→ **Problem set**
a) Answer these questions about the text on the unexpected egg cleavage finding:
(i) Which publication is cited for the point that cleavage has not been reported in unfertilized eggs or after removal of the sperm centrosome?
(ii) Under explanation b, what allows a second sperm to enter at the other pole?
(iii) If the favored assumption is true, what could it mean?
b) Resume the text on the unexpected egg cleavage finding, picking up after its final sentence.

Document segment below:

So far, we consider 2 explanations for this unexpected finding: a the maternal centrosome has not been inactivated in these eggs and forms a second cleavage spindle together with the centrosome introduced by the sperm. However, so far no case has been reported that cleavage can be initiated in unfertilized eggs of C.e. or after removal of the sperm centrosome (Schierenberg and Wood; Dev. Biol 107, 337, 1985). Additionally, it is difficult to understand why a posterior pole is established under these conditions where normally the anterior pole would be. Therefore, we favor explanation b.: Because of the large egg size the assumed polyspermy-block initiated by the entrance of a sperm at the pole entering the spermatheka first is not completed (fast enough?) allowing the entrance of a second sperm at the other pole. If this assumption is true, it could mean that it is the entrance of a sperm which generates a posterior pole.

End of Document segment.
Given information below:

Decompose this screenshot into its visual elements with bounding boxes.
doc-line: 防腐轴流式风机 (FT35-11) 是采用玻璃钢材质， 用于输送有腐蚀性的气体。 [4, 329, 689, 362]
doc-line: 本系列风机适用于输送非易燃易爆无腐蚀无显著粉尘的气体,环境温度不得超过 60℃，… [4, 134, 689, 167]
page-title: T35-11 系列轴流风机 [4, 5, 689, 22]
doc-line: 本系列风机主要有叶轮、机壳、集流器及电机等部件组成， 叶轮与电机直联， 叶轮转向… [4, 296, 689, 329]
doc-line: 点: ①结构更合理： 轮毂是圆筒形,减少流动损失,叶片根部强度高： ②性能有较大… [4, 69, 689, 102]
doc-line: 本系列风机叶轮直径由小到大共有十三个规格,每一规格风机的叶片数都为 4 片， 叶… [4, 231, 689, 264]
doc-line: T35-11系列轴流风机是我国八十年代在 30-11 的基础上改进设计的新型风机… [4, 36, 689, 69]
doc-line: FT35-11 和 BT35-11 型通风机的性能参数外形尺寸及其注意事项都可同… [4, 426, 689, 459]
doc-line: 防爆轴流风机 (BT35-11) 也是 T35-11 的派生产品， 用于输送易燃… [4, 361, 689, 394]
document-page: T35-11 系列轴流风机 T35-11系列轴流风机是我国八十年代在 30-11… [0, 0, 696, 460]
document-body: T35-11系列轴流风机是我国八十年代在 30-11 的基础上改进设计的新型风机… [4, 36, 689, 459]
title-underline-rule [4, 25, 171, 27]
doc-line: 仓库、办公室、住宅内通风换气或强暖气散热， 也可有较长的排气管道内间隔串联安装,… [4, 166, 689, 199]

End of Given information.

→ **Answers for the tasks**
a)
(i) Schierenberg and Wood; Dev. Biol 107, 337, 1985.
(ii) Because of the large egg size, the assumed polyspermy block, started when a sperm enters at the pole that enters the spermatheka first, is not completed, or not fast enough.
(iii) It could mean that the entrance of a sperm generates a posterior pole.

b)
Presently, we try to test whether a second sperm has been introduced in this type of egg If anyone has a smart idea (e.g. in-vivo marking of sperm) please contact us (E-mai} address: ESchier@Biolan Uni-Koeln De; FAX: 049-221-470-3109). Experiments to fuse oocytes of giant nematodes to generate even larger worms and fuse their oocytes etc. are under consideration. Donations of giant petri dishes are welcome.
Schierenberg and Wood; Dev. Biol 107, 337, 1985.